JOB
Restate the whole of the material. Keep every word, and drop the pictures.

***** RAW DATA

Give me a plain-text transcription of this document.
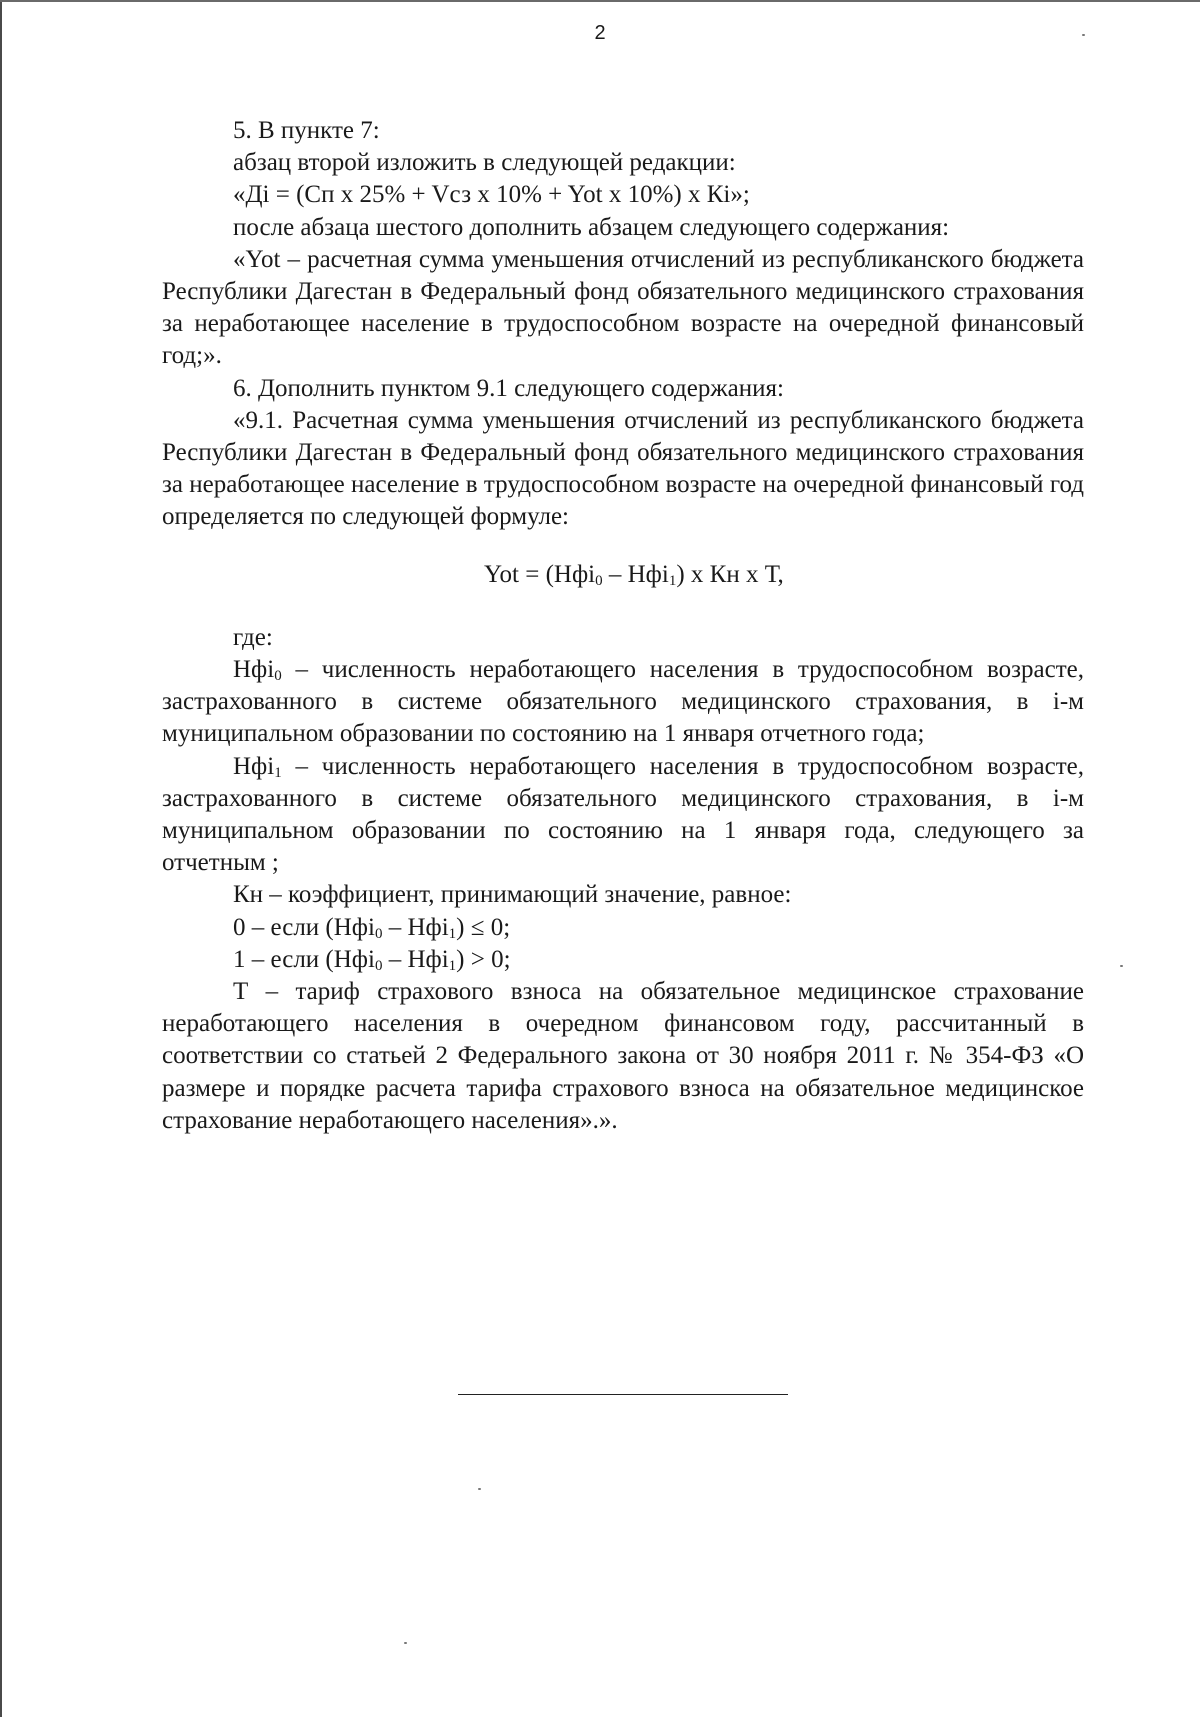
2

5. В пункте 7:

абзац второй изложить в следующей редакции:

«Дi = (Сп x 25% + Vсз x 10% + Yot x 10%) x Кi»;

после абзаца шестого дополнить абзацем следующего содержания:

«Yot – расчетная сумма уменьшения отчислений из республиканского бюджета Республики Дагестан в Федеральный фонд обязательного медицинского страхования за неработающее население в трудоспособном возрасте на очередной финансовый год;».

6. Дополнить пунктом 9.1 следующего содержания:

«9.1. Расчетная сумма уменьшения отчислений из республиканского бюджета Республики Дагестан в Федеральный фонд обязательного медицинского страхования за неработающее население в трудоспособном возрасте на очередной финансовый год определяется по следующей формуле:

Yot = (Нфi$_0$ – Нфi$_1$) x Кн x Т,

где:

Нфi$_0$ – численность неработающего населения в трудоспособном возрасте, застрахованного в системе обязательного медицинского страхования, в i-м муниципальном образовании по состоянию на 1 января отчетного года;

Нфi$_1$ – численность неработающего населения в трудоспособном возрасте, застрахованного в системе обязательного медицинского страхования, в i-м муниципальном образовании по состоянию на 1 января года, следующего за отчетным ;

Кн – коэффициент, принимающий значение, равное:

0 – если (Нфi$_0$ – Нфi$_1$) ≤ 0;

1 – если (Нфi$_0$ – Нфi$_1$) > 0;

Т – тариф страхового взноса на обязательное медицинское страхование неработающего населения в очередном финансовом году, рассчитанный в соответствии со статьей 2 Федерального закона от 30 ноября 2011 г. № 354-ФЗ «О размере и порядке расчета тарифа страхового взноса на обязательное медицинское страхование неработающего населения».».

**********

REPLY TO THE TASK
Give me a plain-text transcription of this document.
2

5. В пункте 7:

абзац второй изложить в следующей редакции:

«Дi = (Сп x 25% + Vсз x 10% + Yot x 10%) x Кi»;

после абзаца шестого дополнить абзацем следующего содержания:

«Yot – расчетная сумма уменьшения отчислений из республиканского бюджета Республики Дагестан в Федеральный фонд обязательного медицинского страхования за неработающее население в трудоспособном возрасте на очередной финансовый год;».

6. Дополнить пунктом 9.1 следующего содержания:

«9.1. Расчетная сумма уменьшения отчислений из республиканского бюджета Республики Дагестан в Федеральный фонд обязательного медицинского страхования за неработающее население в трудоспособном возрасте на очередной финансовый год определяется по следующей формуле:

Yot = (Нфi$_0$ – Нфi$_1$) x Кн x Т,

где:

Нфi$_0$ – численность неработающего населения в трудоспособном возрасте, застрахованного в системе обязательного медицинского страхования, в i-м муниципальном образовании по состоянию на 1 января отчетного года;

Нфi$_1$ – численность неработающего населения в трудоспособном возрасте, застрахованного в системе обязательного медицинского страхования, в i-м муниципальном образовании по состоянию на 1 января года, следующего за отчетным ;

Кн – коэффициент, принимающий значение, равное:

0 – если (Нфi$_0$ – Нфi$_1$) ≤ 0;

1 – если (Нфi$_0$ – Нфi$_1$) > 0;

Т – тариф страхового взноса на обязательное медицинское страхование неработающего населения в очередном финансовом году, рассчитанный в соответствии со статьей 2 Федерального закона от 30 ноября 2011 г. № 354-ФЗ «О размере и порядке расчета тарифа страхового взноса на обязательное медицинское страхование неработающего населения».».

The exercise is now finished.